◆ EXERCISE REQUIREMENTS
Nothing but the lines from the one containing "Output the text content of this document." to the end of the data should be returned, each exactly as written.

(Stored records)
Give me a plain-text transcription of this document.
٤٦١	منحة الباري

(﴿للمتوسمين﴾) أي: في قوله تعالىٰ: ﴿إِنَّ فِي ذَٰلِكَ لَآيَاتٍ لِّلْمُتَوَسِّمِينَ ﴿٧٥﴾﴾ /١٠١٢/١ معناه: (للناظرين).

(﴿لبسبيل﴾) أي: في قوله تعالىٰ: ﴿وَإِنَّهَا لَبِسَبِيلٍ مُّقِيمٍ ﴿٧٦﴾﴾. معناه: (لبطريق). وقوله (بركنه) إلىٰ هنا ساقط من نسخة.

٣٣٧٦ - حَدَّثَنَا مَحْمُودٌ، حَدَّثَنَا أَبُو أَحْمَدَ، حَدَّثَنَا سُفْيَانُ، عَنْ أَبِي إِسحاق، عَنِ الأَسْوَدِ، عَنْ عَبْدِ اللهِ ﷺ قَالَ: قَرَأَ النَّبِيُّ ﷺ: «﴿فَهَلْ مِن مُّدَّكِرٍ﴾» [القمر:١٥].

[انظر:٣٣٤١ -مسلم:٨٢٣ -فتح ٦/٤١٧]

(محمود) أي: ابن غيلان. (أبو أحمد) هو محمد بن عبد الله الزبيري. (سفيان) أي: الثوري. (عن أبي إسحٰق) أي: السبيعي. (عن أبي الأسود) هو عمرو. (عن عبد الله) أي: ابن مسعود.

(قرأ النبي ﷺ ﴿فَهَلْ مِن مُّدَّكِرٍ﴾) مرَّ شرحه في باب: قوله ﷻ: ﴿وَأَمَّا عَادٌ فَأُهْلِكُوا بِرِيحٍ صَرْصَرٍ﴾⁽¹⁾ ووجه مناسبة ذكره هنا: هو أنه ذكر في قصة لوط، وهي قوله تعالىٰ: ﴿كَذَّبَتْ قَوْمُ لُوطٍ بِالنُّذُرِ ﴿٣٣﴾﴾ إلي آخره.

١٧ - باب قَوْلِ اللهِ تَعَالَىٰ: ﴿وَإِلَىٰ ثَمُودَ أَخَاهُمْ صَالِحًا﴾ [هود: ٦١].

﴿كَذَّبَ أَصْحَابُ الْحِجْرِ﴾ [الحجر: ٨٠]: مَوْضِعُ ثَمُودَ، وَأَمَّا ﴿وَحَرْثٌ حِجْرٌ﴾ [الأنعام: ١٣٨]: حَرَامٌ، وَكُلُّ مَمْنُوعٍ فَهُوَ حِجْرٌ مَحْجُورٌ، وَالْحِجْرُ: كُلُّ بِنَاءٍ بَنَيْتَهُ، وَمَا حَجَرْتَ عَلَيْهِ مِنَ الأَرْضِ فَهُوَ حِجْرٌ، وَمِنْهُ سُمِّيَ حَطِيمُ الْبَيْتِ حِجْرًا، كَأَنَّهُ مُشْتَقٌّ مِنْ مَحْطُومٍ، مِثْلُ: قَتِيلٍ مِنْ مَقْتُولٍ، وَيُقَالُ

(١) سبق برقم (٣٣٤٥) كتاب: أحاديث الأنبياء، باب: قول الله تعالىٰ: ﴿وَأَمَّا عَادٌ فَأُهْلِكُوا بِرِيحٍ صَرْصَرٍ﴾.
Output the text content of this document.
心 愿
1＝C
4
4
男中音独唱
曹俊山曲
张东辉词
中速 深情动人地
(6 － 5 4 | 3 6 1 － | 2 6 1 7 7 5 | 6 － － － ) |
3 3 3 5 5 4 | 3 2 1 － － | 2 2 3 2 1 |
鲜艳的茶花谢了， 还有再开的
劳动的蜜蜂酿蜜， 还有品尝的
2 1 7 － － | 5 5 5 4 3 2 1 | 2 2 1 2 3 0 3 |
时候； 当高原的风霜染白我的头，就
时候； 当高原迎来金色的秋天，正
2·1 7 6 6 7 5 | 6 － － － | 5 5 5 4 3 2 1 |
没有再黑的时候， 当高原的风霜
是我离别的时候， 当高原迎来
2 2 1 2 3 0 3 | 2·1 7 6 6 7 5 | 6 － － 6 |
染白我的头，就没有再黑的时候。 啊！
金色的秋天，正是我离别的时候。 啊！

◆ ANSWER TO THIS PROBLEM
Output the text content of this document.
心 愿
1＝C
4
4
男中音独唱
曹俊山曲
张东辉词
中速 深情动人地
(6 － 5 4 | 3 6 1 － | 2 6 1 7 7 5 | 6 － － － ) |
3 3 3 5 5 4 | 3 2 1 － － | 2 2 3 2 1 |
鲜艳的茶花谢了， 还有再开的
劳动的蜜蜂酿蜜， 还有品尝的
2 1 7 － － | 5 5 5 4 3 2 1 | 2 2 1 2 3 0 3 |
时候； 当高原的风霜染白我的头，就
时候； 当高原迎来金色的秋天，正
2·1 7 6 6 7 5 | 6 － － － | 5 5 5 4 3 2 1 |
没有再黑的时候， 当高原的风霜
是我离别的时候， 当高原迎来
2 2 1 2 3 0 3 | 2·1 7 6 6 7 5 | 6 － － 6 |
染白我的头，就没有再黑的时候。 啊！
金色的秋天，正是我离别的时候。 啊！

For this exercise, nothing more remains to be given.